▸ What to work on: Go through the entries below and pick out every line with "text".
— start of Supplied records —
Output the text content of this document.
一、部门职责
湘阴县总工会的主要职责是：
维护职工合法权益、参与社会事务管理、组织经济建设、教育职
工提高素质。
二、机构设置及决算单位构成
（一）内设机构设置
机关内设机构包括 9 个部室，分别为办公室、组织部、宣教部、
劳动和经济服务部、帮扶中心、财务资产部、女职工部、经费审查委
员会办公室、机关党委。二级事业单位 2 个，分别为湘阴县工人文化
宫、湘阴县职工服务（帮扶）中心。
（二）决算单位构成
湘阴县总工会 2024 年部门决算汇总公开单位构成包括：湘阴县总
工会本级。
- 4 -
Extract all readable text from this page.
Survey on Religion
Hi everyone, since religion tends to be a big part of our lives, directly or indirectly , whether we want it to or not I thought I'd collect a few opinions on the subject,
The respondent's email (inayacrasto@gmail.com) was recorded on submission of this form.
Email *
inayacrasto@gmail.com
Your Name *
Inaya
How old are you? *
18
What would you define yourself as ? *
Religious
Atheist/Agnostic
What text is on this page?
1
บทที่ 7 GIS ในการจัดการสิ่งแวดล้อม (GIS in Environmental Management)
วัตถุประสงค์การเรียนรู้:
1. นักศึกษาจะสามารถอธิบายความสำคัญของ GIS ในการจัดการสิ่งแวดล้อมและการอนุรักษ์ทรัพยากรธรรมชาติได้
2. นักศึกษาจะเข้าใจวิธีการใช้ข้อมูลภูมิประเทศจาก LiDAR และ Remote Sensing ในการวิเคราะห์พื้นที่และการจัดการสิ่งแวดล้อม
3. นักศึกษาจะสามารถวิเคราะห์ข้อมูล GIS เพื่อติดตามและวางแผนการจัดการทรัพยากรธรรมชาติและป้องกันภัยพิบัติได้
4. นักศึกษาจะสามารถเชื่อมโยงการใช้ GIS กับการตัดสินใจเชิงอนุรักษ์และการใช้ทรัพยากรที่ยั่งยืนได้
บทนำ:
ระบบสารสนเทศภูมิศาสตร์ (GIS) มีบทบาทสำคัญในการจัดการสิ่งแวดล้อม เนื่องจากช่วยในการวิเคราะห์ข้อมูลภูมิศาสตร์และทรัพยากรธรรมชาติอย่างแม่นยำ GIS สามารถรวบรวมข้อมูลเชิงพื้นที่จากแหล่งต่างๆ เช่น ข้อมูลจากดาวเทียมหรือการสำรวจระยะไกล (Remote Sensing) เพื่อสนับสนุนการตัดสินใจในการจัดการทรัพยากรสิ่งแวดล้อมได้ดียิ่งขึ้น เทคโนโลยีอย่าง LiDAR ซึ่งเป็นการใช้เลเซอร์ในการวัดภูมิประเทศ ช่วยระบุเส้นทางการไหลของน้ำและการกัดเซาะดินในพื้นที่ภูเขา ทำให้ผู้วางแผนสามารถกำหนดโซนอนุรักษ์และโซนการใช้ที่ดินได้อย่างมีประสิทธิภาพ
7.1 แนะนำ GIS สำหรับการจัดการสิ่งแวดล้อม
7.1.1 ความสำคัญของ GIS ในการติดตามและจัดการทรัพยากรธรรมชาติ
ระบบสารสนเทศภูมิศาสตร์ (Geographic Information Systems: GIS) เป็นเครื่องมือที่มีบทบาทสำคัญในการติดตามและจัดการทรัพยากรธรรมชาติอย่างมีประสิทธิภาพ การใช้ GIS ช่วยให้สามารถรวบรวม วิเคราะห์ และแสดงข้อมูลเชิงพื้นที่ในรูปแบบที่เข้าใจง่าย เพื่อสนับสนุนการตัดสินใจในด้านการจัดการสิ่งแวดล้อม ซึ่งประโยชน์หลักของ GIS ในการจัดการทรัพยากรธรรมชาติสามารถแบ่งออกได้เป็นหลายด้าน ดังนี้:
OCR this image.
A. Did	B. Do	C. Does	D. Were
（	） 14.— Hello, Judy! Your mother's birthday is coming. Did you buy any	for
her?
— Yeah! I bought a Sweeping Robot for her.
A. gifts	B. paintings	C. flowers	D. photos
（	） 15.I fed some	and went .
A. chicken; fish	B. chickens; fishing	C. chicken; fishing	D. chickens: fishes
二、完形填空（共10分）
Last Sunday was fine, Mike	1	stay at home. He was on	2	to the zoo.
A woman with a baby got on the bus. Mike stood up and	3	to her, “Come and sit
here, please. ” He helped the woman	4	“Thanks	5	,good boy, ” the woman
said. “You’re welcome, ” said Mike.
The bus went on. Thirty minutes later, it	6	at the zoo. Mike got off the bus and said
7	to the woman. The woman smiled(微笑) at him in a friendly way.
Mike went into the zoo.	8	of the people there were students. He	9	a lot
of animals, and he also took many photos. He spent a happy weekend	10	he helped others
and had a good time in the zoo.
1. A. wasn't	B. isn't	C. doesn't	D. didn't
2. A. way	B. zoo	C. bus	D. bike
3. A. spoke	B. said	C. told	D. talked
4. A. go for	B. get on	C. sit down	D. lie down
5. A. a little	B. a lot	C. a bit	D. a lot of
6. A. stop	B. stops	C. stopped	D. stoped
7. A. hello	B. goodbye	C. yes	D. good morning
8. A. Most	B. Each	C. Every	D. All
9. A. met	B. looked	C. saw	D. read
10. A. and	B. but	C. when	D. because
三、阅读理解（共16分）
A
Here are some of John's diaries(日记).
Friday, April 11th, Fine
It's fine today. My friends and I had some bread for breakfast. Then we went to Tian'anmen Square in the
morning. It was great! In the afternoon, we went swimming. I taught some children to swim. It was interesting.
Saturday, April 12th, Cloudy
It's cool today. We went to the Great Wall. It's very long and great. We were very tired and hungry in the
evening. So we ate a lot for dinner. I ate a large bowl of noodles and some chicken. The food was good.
— end of Supplied records —
▸ Task solution:
Output the text content of this document.
Extract all readable text from this page.
What text is on this page?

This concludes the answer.